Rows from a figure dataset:
+++

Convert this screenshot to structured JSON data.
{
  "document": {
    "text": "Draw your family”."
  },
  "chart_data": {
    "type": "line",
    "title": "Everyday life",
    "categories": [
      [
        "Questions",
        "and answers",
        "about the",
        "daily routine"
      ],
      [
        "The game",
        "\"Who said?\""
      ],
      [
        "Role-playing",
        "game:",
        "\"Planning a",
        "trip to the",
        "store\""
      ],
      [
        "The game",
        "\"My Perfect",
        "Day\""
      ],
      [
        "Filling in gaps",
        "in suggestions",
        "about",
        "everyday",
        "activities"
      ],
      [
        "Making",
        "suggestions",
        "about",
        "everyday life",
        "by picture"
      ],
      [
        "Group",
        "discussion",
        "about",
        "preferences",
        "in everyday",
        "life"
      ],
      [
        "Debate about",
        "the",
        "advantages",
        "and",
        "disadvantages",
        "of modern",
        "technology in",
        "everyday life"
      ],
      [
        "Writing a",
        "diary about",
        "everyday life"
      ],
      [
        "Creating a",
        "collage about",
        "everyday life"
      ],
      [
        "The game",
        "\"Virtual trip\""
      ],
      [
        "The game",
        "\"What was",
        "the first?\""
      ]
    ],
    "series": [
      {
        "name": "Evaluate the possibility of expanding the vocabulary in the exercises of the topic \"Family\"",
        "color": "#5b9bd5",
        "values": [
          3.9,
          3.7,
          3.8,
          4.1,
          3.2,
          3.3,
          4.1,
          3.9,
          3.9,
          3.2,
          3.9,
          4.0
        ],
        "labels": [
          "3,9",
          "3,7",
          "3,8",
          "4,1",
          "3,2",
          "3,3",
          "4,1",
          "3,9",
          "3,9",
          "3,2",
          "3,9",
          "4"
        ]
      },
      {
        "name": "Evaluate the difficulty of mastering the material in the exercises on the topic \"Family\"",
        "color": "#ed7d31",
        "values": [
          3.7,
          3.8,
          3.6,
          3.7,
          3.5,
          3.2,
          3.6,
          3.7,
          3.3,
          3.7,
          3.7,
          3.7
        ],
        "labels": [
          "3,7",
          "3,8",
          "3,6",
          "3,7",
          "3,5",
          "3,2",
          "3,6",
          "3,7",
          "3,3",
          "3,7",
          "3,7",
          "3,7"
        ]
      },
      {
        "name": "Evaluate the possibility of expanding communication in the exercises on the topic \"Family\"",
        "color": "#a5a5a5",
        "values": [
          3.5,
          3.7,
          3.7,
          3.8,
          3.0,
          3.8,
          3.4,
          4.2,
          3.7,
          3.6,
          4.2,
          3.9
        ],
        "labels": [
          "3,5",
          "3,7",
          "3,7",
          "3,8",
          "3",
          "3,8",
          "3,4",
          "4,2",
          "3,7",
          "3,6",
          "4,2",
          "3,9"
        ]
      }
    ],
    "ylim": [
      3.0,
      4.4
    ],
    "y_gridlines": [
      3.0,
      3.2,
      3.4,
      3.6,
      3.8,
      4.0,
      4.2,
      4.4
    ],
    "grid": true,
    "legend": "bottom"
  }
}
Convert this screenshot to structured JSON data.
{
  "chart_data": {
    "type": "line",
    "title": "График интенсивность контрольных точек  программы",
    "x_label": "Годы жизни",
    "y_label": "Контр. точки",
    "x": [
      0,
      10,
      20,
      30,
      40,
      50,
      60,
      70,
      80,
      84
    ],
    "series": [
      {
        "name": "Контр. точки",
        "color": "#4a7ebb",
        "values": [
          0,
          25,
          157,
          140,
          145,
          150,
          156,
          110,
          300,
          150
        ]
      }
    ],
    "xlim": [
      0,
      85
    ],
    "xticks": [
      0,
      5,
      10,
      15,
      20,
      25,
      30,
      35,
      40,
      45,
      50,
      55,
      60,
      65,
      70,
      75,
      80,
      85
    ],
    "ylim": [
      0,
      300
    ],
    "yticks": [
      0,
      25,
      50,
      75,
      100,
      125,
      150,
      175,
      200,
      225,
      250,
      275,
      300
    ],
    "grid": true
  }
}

+++

Copy every line of the records word for word.

• _ANSWER TO THE EXERCISE_
Convert this screenshot to structured JSON data.
{
  "document": {
    "text": "Draw your family”."
  },
  "chart_data": {
    "type": "line",
    "title": "Everyday life",
    "categories": [
      [
        "Questions",
        "and answers",
        "about the",
        "daily routine"
      ],
      [
        "The game",
        "\"Who said?\""
      ],
      [
        "Role-playing",
        "game:",
        "\"Planning a",
        "trip to the",
        "store\""
      ],
      [
        "The game",
        "\"My Perfect",
        "Day\""
      ],
      [
        "Filling in gaps",
        "in suggestions",
        "about",
        "everyday",
        "activities"
      ],
      [
        "Making",
        "suggestions",
        "about",
        "everyday life",
        "by picture"
      ],
      [
        "Group",
        "discussion",
        "about",
        "preferences",
        "in everyday",
        "life"
      ],
      [
        "Debate about",
        "the",
        "advantages",
        "and",
        "disadvantages",
        "of modern",
        "technology in",
        "everyday life"
      ],
      [
        "Writing a",
        "diary about",
        "everyday life"
      ],
      [
        "Creating a",
        "collage about",
        "everyday life"
      ],
      [
        "The game",
        "\"Virtual trip\""
      ],
      [
        "The game",
        "\"What was",
        "the first?\""
      ]
    ],
    "series": [
      {
        "name": "Evaluate the possibility of expanding the vocabulary in the exercises of the topic \"Family\"",
        "color": "#5b9bd5",
        "values": [
          3.9,
          3.7,
          3.8,
          4.1,
          3.2,
          3.3,
          4.1,
          3.9,
          3.9,
          3.2,
          3.9,
          4.0
        ],
        "labels": [
          "3,9",
          "3,7",
          "3,8",
          "4,1",
          "3,2",
          "3,3",
          "4,1",
          "3,9",
          "3,9",
          "3,2",
          "3,9",
          "4"
        ]
      },
      {
        "name": "Evaluate the difficulty of mastering the material in the exercises on the topic \"Family\"",
        "color": "#ed7d31",
        "values": [
          3.7,
          3.8,
          3.6,
          3.7,
          3.5,
          3.2,
          3.6,
          3.7,
          3.3,
          3.7,
          3.7,
          3.7
        ],
        "labels": [
          "3,7",
          "3,8",
          "3,6",
          "3,7",
          "3,5",
          "3,2",
          "3,6",
          "3,7",
          "3,3",
          "3,7",
          "3,7",
          "3,7"
        ]
      },
      {
        "name": "Evaluate the possibility of expanding communication in the exercises on the topic \"Family\"",
        "color": "#a5a5a5",
        "values": [
          3.5,
          3.7,
          3.7,
          3.8,
          3.0,
          3.8,
          3.4,
          4.2,
          3.7,
          3.6,
          4.2,
          3.9
        ],
        "labels": [
          "3,5",
          "3,7",
          "3,7",
          "3,8",
          "3",
          "3,8",
          "3,4",
          "4,2",
          "3,7",
          "3,6",
          "4,2",
          "3,9"
        ]
      }
    ],
    "ylim": [
      3.0,
      4.4
    ],
    "y_gridlines": [
      3.0,
      3.2,
      3.4,
      3.6,
      3.8,
      4.0,
      4.2,
      4.4
    ],
    "grid": true,
    "legend": "bottom"
  }
}
Convert this screenshot to structured JSON data.
{
  "chart_data": {
    "type": "line",
    "title": "График интенсивность контрольных точек  программы",
    "x_label": "Годы жизни",
    "y_label": "Контр. точки",
    "x": [
      0,
      10,
      20,
      30,
      40,
      50,
      60,
      70,
      80,
      84
    ],
    "series": [
      {
        "name": "Контр. точки",
        "color": "#4a7ebb",
        "values": [
          0,
          25,
          157,
          140,
          145,
          150,
          156,
          110,
          300,
          150
        ]
      }
    ],
    "xlim": [
      0,
      85
    ],
    "xticks": [
      0,
      5,
      10,
      15,
      20,
      25,
      30,
      35,
      40,
      45,
      50,
      55,
      60,
      65,
      70,
      75,
      80,
      85
    ],
    "ylim": [
      0,
      300
    ],
    "yticks": [
      0,
      25,
      50,
      75,
      100,
      125,
      150,
      175,
      200,
      225,
      250,
      275,
      300
    ],
    "grid": true
  }
}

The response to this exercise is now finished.